:: Aim ::
Could you give the data below again, exactly and completely?

:: The data ::
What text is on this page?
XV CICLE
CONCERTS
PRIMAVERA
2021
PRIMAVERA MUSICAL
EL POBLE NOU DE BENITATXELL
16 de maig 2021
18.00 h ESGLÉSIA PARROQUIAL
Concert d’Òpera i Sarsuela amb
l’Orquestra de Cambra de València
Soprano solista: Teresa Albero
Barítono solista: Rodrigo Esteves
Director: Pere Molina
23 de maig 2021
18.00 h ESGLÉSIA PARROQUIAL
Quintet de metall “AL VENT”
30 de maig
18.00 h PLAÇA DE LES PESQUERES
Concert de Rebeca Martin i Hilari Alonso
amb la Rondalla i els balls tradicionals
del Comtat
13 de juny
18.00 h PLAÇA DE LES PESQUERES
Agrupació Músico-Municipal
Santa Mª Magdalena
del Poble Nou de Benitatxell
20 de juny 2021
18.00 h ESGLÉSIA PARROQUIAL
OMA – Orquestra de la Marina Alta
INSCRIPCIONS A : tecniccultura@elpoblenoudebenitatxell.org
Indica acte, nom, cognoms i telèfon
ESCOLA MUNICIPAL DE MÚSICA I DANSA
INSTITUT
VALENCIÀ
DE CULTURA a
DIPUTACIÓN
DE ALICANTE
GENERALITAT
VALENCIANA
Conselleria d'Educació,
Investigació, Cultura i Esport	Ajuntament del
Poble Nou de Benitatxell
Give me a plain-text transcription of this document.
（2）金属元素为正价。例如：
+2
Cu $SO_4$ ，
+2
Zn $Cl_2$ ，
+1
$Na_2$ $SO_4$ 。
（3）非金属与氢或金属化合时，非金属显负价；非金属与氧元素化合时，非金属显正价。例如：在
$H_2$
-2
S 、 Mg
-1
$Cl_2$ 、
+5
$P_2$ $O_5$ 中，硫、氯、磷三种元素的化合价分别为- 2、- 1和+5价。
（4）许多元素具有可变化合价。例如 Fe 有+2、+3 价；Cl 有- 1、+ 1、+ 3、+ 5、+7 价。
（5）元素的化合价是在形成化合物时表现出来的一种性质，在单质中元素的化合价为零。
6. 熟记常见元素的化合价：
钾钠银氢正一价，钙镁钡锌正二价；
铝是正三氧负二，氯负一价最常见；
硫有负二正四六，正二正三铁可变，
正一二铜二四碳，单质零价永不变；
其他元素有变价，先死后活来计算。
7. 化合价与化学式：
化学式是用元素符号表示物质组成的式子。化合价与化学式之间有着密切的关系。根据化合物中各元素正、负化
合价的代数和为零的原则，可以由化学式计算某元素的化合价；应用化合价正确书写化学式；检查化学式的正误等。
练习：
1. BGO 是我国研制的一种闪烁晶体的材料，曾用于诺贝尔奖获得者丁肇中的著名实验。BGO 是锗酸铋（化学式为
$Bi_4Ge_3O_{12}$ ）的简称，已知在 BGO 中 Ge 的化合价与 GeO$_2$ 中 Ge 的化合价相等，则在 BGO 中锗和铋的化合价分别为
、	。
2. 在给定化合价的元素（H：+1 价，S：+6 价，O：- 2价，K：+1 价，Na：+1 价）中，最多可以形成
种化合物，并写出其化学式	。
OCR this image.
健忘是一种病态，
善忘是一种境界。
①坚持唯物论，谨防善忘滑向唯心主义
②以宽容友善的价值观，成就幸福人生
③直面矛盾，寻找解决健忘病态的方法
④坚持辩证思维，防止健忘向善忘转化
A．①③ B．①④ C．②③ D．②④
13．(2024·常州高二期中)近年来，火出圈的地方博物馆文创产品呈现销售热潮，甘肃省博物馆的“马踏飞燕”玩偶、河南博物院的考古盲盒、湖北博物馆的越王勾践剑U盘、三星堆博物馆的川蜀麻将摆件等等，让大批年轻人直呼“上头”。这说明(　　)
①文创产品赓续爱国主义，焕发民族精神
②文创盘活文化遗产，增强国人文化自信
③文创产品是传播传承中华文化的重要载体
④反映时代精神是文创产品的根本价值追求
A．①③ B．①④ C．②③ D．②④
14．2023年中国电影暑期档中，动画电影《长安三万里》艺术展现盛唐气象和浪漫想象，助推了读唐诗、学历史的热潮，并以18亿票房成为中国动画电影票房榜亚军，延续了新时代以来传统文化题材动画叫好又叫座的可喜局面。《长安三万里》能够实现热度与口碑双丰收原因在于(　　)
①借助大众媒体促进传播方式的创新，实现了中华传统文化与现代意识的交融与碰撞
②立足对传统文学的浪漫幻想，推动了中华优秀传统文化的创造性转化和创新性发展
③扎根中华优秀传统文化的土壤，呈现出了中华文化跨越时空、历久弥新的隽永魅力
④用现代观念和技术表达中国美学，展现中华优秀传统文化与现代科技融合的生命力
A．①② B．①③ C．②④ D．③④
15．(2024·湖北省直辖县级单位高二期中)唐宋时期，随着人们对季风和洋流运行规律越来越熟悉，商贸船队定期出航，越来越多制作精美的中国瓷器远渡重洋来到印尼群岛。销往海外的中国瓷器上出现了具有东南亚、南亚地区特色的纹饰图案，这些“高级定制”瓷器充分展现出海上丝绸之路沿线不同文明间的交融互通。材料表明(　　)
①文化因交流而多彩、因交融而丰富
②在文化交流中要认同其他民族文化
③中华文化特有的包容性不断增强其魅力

:: Answer below ::
What text is on this page?
XV CICLE
CONCERTS
PRIMAVERA
2021
PRIMAVERA MUSICAL
EL POBLE NOU DE BENITATXELL
16 de maig 2021
18.00 h ESGLÉSIA PARROQUIAL
Concert d’Òpera i Sarsuela amb
l’Orquestra de Cambra de València
Soprano solista: Teresa Albero
Barítono solista: Rodrigo Esteves
Director: Pere Molina
23 de maig 2021
18.00 h ESGLÉSIA PARROQUIAL
Quintet de metall “AL VENT”
30 de maig
18.00 h PLAÇA DE LES PESQUERES
Concert de Rebeca Martin i Hilari Alonso
amb la Rondalla i els balls tradicionals
del Comtat
13 de juny
18.00 h PLAÇA DE LES PESQUERES
Agrupació Músico-Municipal
Santa Mª Magdalena
del Poble Nou de Benitatxell
20 de juny 2021
18.00 h ESGLÉSIA PARROQUIAL
OMA – Orquestra de la Marina Alta
INSCRIPCIONS A : tecniccultura@elpoblenoudebenitatxell.org
Indica acte, nom, cognoms i telèfon
ESCOLA MUNICIPAL DE MÚSICA I DANSA
INSTITUT
VALENCIÀ
DE CULTURA a
DIPUTACIÓN
DE ALICANTE
GENERALITAT
VALENCIANA
Conselleria d'Educació,
Investigació, Cultura i Esport	Ajuntament del
Poble Nou de Benitatxell
Give me a plain-text transcription of this document.
（2）金属元素为正价。例如：
+2
Cu $SO_4$ ，
+2
Zn $Cl_2$ ，
+1
$Na_2$ $SO_4$ 。
（3）非金属与氢或金属化合时，非金属显负价；非金属与氧元素化合时，非金属显正价。例如：在
$H_2$
-2
S 、 Mg
-1
$Cl_2$ 、
+5
$P_2$ $O_5$ 中，硫、氯、磷三种元素的化合价分别为- 2、- 1和+5价。
（4）许多元素具有可变化合价。例如 Fe 有+2、+3 价；Cl 有- 1、+ 1、+ 3、+ 5、+7 价。
（5）元素的化合价是在形成化合物时表现出来的一种性质，在单质中元素的化合价为零。
6. 熟记常见元素的化合价：
钾钠银氢正一价，钙镁钡锌正二价；
铝是正三氧负二，氯负一价最常见；
硫有负二正四六，正二正三铁可变，
正一二铜二四碳，单质零价永不变；
其他元素有变价，先死后活来计算。
7. 化合价与化学式：
化学式是用元素符号表示物质组成的式子。化合价与化学式之间有着密切的关系。根据化合物中各元素正、负化
合价的代数和为零的原则，可以由化学式计算某元素的化合价；应用化合价正确书写化学式；检查化学式的正误等。
练习：
1. BGO 是我国研制的一种闪烁晶体的材料，曾用于诺贝尔奖获得者丁肇中的著名实验。BGO 是锗酸铋（化学式为
$Bi_4Ge_3O_{12}$ ）的简称，已知在 BGO 中 Ge 的化合价与 GeO$_2$ 中 Ge 的化合价相等，则在 BGO 中锗和铋的化合价分别为
、	。
2. 在给定化合价的元素（H：+1 价，S：+6 价，O：- 2价，K：+1 价，Na：+1 价）中，最多可以形成
种化合物，并写出其化学式	。
OCR this image.
健忘是一种病态，
善忘是一种境界。
①坚持唯物论，谨防善忘滑向唯心主义
②以宽容友善的价值观，成就幸福人生
③直面矛盾，寻找解决健忘病态的方法
④坚持辩证思维，防止健忘向善忘转化
A．①③ B．①④ C．②③ D．②④
13．(2024·常州高二期中)近年来，火出圈的地方博物馆文创产品呈现销售热潮，甘肃省博物馆的“马踏飞燕”玩偶、河南博物院的考古盲盒、湖北博物馆的越王勾践剑U盘、三星堆博物馆的川蜀麻将摆件等等，让大批年轻人直呼“上头”。这说明(　　)
①文创产品赓续爱国主义，焕发民族精神
②文创盘活文化遗产，增强国人文化自信
③文创产品是传播传承中华文化的重要载体
④反映时代精神是文创产品的根本价值追求
A．①③ B．①④ C．②③ D．②④
14．2023年中国电影暑期档中，动画电影《长安三万里》艺术展现盛唐气象和浪漫想象，助推了读唐诗、学历史的热潮，并以18亿票房成为中国动画电影票房榜亚军，延续了新时代以来传统文化题材动画叫好又叫座的可喜局面。《长安三万里》能够实现热度与口碑双丰收原因在于(　　)
①借助大众媒体促进传播方式的创新，实现了中华传统文化与现代意识的交融与碰撞
②立足对传统文学的浪漫幻想，推动了中华优秀传统文化的创造性转化和创新性发展
③扎根中华优秀传统文化的土壤，呈现出了中华文化跨越时空、历久弥新的隽永魅力
④用现代观念和技术表达中国美学，展现中华优秀传统文化与现代科技融合的生命力
A．①② B．①③ C．②④ D．③④
15．(2024·湖北省直辖县级单位高二期中)唐宋时期，随着人们对季风和洋流运行规律越来越熟悉，商贸船队定期出航，越来越多制作精美的中国瓷器远渡重洋来到印尼群岛。销往海外的中国瓷器上出现了具有东南亚、南亚地区特色的纹饰图案，这些“高级定制”瓷器充分展现出海上丝绸之路沿线不同文明间的交融互通。材料表明(　　)
①文化因交流而多彩、因交融而丰富
②在文化交流中要认同其他民族文化
③中华文化特有的包容性不断增强其魅力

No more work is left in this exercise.